[Records from a dataset]

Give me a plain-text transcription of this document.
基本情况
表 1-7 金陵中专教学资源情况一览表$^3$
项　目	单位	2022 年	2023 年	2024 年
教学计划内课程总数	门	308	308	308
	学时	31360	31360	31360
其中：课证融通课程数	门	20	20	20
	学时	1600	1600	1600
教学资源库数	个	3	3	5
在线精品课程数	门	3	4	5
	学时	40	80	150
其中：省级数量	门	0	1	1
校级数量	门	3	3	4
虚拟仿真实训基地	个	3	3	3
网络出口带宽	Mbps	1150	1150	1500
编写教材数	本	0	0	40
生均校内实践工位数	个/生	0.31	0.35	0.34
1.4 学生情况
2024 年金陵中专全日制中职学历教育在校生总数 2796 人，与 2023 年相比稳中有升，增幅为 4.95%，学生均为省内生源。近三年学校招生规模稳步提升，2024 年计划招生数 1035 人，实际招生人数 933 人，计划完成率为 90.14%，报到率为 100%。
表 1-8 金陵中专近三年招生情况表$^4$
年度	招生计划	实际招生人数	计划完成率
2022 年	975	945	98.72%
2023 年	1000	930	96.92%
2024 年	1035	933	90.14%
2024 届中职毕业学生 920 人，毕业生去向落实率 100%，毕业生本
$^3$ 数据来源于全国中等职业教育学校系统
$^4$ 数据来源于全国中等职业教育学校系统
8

* Direction: Reproduce the listing above verbatim, from first line to last.

* Correct answer:
Give me a plain-text transcription of this document.
基本情况
表 1-7 金陵中专教学资源情况一览表$^3$
项　目	单位	2022 年	2023 年	2024 年
教学计划内课程总数	门	308	308	308
	学时	31360	31360	31360
其中：课证融通课程数	门	20	20	20
	学时	1600	1600	1600
教学资源库数	个	3	3	5
在线精品课程数	门	3	4	5
	学时	40	80	150
其中：省级数量	门	0	1	1
校级数量	门	3	3	4
虚拟仿真实训基地	个	3	3	3
网络出口带宽	Mbps	1150	1150	1500
编写教材数	本	0	0	40
生均校内实践工位数	个/生	0.31	0.35	0.34
1.4 学生情况
2024 年金陵中专全日制中职学历教育在校生总数 2796 人，与 2023 年相比稳中有升，增幅为 4.95%，学生均为省内生源。近三年学校招生规模稳步提升，2024 年计划招生数 1035 人，实际招生人数 933 人，计划完成率为 90.14%，报到率为 100%。
表 1-8 金陵中专近三年招生情况表$^4$
年度	招生计划	实际招生人数	计划完成率
2022 年	975	945	98.72%
2023 年	1000	930	96.92%
2024 年	1035	933	90.14%
2024 届中职毕业学生 920 人，毕业生去向落实率 100%，毕业生本
$^3$ 数据来源于全国中等职业教育学校系统
$^4$ 数据来源于全国中等职业教育学校系统
8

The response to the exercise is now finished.